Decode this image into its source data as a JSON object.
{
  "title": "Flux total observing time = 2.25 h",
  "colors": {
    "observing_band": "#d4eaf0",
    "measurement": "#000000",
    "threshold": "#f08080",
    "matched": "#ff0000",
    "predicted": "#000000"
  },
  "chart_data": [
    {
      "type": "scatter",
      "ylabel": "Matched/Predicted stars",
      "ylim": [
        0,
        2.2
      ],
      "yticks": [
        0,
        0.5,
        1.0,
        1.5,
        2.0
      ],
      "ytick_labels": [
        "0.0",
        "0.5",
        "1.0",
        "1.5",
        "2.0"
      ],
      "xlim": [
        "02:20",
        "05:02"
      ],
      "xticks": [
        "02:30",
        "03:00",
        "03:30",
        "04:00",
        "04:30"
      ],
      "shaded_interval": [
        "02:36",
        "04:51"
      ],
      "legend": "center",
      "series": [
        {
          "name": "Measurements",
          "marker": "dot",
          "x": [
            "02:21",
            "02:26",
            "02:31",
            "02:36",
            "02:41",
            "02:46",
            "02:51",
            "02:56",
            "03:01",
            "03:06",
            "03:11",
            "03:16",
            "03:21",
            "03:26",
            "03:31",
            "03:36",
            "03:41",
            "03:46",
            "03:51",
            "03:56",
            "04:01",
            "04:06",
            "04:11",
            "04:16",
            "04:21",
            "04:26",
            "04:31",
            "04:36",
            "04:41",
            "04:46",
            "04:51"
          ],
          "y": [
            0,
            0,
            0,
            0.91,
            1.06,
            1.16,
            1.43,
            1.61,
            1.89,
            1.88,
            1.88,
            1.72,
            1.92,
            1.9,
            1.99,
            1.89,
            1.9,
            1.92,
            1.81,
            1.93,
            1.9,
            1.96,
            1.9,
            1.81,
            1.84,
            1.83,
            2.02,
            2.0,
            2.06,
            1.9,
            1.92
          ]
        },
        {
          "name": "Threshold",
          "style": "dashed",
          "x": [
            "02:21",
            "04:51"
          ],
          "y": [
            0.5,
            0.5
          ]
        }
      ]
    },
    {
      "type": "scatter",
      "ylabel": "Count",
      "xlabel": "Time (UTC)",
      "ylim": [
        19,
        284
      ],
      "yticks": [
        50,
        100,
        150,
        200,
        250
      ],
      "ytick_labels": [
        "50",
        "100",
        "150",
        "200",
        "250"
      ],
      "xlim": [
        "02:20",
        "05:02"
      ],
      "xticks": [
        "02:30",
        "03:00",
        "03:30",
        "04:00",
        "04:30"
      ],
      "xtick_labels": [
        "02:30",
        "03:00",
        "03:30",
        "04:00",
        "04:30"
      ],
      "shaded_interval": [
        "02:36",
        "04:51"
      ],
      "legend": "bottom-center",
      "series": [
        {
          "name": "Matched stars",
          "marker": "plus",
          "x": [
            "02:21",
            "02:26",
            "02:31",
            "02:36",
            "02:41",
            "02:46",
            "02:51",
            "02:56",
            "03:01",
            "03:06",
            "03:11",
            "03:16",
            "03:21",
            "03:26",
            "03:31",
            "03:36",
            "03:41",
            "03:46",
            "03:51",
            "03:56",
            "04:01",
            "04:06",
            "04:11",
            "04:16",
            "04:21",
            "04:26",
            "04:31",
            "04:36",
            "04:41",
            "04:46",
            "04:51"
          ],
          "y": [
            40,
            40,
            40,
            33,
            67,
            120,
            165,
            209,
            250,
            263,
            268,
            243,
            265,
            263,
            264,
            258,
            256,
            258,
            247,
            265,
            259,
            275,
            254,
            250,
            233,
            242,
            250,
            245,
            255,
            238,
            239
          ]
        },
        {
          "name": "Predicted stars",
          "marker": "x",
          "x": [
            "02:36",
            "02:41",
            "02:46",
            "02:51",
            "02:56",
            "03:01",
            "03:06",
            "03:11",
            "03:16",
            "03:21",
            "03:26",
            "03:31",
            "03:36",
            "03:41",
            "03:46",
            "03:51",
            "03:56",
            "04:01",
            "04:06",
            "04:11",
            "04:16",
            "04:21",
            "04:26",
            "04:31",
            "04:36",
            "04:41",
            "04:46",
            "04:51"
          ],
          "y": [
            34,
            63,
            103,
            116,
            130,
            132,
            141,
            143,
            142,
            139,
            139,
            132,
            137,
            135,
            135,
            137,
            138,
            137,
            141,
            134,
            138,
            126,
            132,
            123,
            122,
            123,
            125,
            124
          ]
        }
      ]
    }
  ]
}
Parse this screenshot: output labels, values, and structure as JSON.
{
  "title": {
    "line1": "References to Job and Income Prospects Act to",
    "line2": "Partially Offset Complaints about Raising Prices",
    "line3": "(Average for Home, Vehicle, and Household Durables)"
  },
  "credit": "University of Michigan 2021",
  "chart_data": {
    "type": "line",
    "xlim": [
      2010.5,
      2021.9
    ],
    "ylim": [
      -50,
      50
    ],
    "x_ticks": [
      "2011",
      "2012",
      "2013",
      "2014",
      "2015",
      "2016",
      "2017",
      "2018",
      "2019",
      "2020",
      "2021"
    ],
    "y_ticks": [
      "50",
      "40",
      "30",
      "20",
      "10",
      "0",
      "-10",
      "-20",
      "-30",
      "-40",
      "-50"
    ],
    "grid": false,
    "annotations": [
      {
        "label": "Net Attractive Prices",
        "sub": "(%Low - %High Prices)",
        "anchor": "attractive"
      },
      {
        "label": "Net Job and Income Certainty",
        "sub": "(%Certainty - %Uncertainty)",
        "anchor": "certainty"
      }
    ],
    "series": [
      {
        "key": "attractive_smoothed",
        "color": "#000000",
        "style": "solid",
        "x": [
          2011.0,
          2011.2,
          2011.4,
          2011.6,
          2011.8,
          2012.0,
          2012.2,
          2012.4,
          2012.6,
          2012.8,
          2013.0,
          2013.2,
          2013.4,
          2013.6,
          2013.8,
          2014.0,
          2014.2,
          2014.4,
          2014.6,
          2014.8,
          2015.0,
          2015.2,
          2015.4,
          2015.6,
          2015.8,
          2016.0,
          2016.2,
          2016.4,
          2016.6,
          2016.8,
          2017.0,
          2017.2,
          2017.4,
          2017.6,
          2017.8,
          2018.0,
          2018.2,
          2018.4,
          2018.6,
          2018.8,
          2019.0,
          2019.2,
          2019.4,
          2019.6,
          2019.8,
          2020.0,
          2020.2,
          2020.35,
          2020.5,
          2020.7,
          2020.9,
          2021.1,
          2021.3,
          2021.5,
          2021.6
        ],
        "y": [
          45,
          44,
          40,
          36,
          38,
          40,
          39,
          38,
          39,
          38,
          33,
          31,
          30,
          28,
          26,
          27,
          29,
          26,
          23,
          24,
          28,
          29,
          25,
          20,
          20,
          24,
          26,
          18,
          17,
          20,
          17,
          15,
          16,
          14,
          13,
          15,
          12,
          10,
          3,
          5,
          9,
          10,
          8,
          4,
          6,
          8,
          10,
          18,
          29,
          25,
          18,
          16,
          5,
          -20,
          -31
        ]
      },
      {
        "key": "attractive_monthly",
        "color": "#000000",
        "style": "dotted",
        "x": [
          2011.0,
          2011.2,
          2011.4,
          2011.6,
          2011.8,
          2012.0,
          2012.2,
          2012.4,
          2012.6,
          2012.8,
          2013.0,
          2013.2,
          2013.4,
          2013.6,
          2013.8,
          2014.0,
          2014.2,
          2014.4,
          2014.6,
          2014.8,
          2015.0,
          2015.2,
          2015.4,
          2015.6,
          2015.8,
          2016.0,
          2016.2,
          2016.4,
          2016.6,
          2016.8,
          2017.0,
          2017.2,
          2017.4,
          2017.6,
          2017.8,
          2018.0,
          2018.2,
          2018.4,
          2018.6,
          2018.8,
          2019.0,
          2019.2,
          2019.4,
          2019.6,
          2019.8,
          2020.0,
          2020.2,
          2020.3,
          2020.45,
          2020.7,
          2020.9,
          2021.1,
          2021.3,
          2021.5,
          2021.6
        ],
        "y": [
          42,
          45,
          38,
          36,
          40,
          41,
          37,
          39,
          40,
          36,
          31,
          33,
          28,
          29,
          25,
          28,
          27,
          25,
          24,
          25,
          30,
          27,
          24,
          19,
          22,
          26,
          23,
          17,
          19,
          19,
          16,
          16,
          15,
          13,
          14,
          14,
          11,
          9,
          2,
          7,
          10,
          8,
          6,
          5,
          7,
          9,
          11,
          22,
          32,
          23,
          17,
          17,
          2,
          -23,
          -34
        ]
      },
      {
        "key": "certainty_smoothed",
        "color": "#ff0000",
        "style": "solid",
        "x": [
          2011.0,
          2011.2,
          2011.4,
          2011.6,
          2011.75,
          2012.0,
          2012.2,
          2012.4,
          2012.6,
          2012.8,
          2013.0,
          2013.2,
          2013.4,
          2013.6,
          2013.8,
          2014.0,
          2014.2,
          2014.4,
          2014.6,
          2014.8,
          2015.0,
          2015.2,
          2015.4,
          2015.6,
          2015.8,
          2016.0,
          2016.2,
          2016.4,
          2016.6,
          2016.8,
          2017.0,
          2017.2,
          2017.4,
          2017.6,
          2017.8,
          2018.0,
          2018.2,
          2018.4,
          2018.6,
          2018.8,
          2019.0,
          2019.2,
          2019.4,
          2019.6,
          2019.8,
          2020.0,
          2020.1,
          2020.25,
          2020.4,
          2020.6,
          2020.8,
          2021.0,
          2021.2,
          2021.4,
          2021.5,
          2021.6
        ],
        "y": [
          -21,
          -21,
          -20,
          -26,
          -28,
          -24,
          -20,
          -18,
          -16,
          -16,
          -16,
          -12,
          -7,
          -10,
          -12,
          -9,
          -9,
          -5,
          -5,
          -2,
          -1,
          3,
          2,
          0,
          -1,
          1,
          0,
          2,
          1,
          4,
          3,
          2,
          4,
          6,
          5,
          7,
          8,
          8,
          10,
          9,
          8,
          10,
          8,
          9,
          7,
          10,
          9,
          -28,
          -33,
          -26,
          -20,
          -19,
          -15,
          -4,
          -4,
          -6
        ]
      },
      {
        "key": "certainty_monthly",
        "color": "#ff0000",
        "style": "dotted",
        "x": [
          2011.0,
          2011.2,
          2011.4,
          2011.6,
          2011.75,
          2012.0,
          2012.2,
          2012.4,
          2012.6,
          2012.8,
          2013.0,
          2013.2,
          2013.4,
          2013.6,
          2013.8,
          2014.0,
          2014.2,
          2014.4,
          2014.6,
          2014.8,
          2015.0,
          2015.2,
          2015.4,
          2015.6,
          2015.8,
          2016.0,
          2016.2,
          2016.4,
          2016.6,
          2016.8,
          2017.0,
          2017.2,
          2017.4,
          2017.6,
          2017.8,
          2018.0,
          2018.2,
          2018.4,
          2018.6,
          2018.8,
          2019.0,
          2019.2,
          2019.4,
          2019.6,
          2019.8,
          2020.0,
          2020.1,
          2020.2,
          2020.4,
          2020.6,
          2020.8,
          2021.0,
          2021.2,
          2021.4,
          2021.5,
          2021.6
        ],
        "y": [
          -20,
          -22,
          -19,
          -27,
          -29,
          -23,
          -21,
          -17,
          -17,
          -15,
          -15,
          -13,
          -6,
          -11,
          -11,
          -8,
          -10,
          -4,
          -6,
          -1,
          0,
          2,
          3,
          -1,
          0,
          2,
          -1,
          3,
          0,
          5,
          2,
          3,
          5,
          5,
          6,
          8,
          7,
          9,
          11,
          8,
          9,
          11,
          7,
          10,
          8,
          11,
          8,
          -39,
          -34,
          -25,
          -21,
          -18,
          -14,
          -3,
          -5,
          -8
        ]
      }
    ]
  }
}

———

**Written problem:** Look through the entries above; copy every line holding the string "anchor".

**Response to this task:**
        "anchor": "attractive"
        "anchor": "certainty"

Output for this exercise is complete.